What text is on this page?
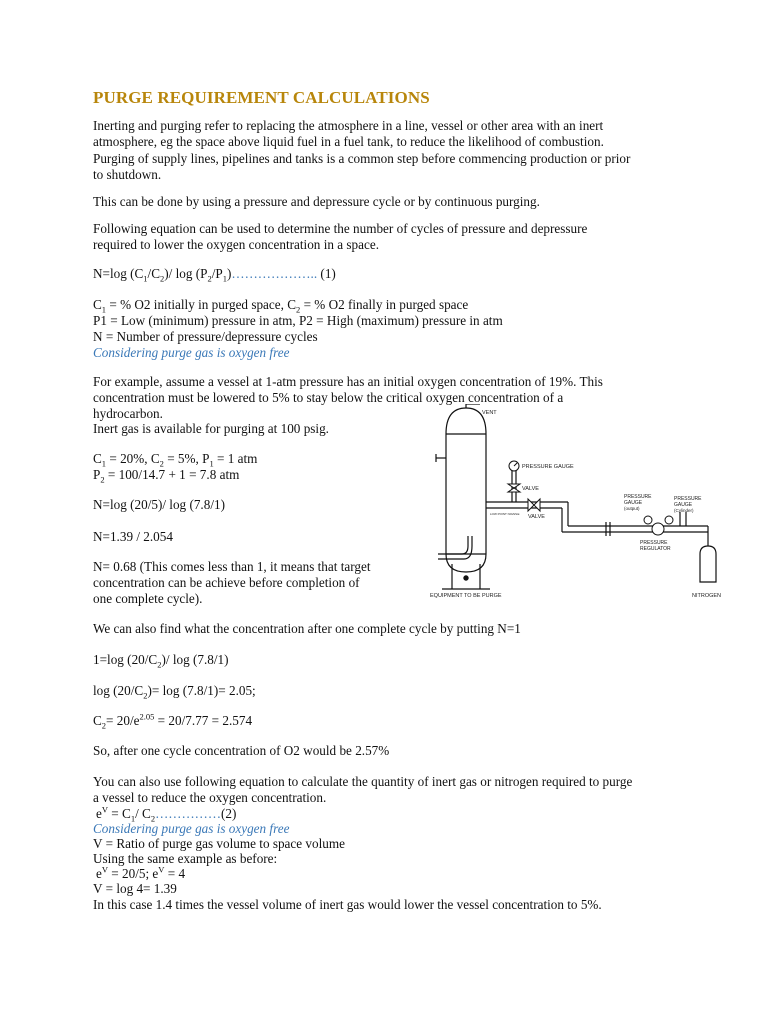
PURGE REQUIREMENT CALCULATIONS
Inerting and purging refer to replacing the atmosphere in a line, vessel or other area with an inert
atmosphere, eg the space above liquid fuel in a fuel tank, to reduce the likelihood of combustion.
Purging of supply lines, pipelines and tanks is a common step before commencing production or prior
to shutdown.
This can be done by using a pressure and depressure cycle or by continuous purging.
Following equation can be used to determine the number of cycles of pressure and depressure
required to lower the oxygen concentration in a space.
N=log $(C_1/C_2)/$ $\log (P_2/P_1)\dots\dots\dots\dots\dots\dots$.. (1)
$C_1$ = % O2 initially in purged space, $C_2$ = % O2 finally in purged space
P1 = Low (minimum) pressure in atm, P2 = High (maximum) pressure in atm
N = Number of pressure/depressure cycles
Considering purge gas is oxygen free
For example, assume a vessel at 1-atm pressure has an initial oxygen concentration of 19%. This
concentration must be lowered to 5% to stay below the critical oxygen concentration of a
hydrocarbon.
Inert gas is available for purging at 100 psig.
$C_1 = 20\%$, $C_2 = 5\%$, $P_1 = 1$ atm
$P_2 = 100/14.7 + 1 = 7.8$ atm
N=log (20/5)/ log (7.8/1)
N=1.39 / 2.054
N= 0.68 (This comes less than 1, it means that target
concentration can be achieve before completion of
one complete cycle).
We can also find what the concentration after one complete cycle by putting N=1
1=log $(20/C_2)/$ log (7.8/1)
$\log (20/C_2)= \log (7.8/1)= 2.05$;
$C_2= 20/e^{2.05} = 20/7.77 = 2.574$
So, after one cycle concentration of O2 would be 2.57%
You can also use following equation to calculate the quantity of inert gas or nitrogen required to purge
a vessel to reduce the oxygen concentration.
$e^V = C_1/$ $C_2\dots\dots\dots\dots\dots(2)$
Considering purge gas is oxygen free
V = Ratio of purge gas volume to space volume
Using the same example as before:
$e^V = 20/5$; $e^V = 4$
V = log 4= 1.39
In this case 1.4 times the vessel volume of inert gas would lower the vessel concentration to 5%.
VENT
PRESSURE GAUGE
VALVE
LOW POINT NOZZLE VALVE
PRESSURE
GAUGE
(output)
PRESSURE
GAUGE
(Cylinder)
PRESSURE
REGULATOR
EQUIPMENT TO BE PURGE	NITROGEN
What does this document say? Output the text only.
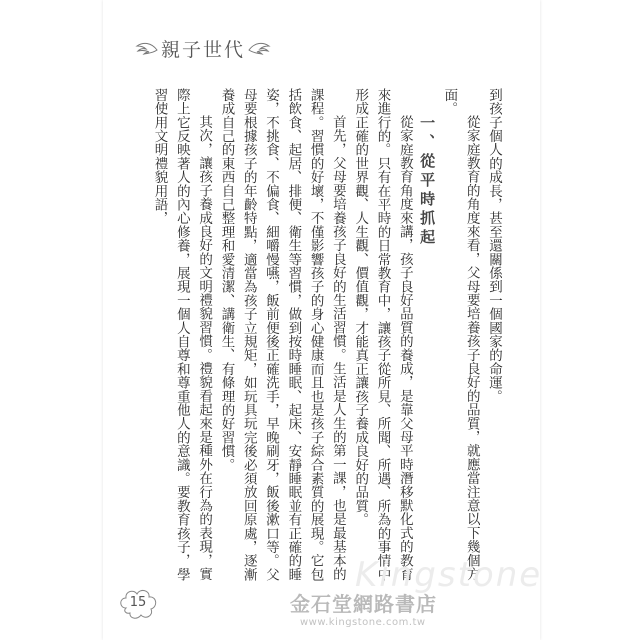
親子世代

到孩子個人的成長，甚至還關係到一個國家的命運。

從家庭教育的角度來看，父母要培養孩子良好的品質，就應當注意以下幾個方面。

一、從平時抓起

從家庭教育角度來講，孩子良好品質的養成，是靠父母平時潛移默化式的教育來進行的。只有在平時的日常教育中，讓孩子從所見、所聞、所遇、所為的事情中形成正確的世界觀、人生觀、價值觀，才能真正讓孩子養成良好的品質。

首先，父母要培養孩子良好的生活習慣。生活是人生的第一課，也是最基本的課程。習慣的好壞，不僅影響孩子的身心健康而且也是孩子綜合素質的展現。它包括飲食、起居、排便、衛生等習慣，做到按時睡眠、起床、安靜睡眠並有正確的睡姿，不挑食、不偏食、細嚼慢嚥，飯前便後正確洗手，早晚刷牙，飯後漱口等。父母要根據孩子的年齡特點，適當為孩子立規矩，如玩具玩完後必須放回原處，逐漸養成自己的東西自己整理和愛清潔、講衛生、有條理的好習慣。

其次，讓孩子養成良好的文明禮貌習慣。禮貌看起來是種外在行為的表現，實際上它反映著人的內心修養，展現一個人自尊和尊重他人的意識。要教育孩子，學習使用文明禮貌用語，

Kingstone
15	金石堂網路書店
www.kingstone.com.tw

§

Using the data above, copy each line that contains "depressure".

## Task solution
This can be done by using a pressure and depressure cycle or by continuous purging.
Following equation can be used to determine the number of cycles of pressure and depressure
N = Number of pressure/depressure cycles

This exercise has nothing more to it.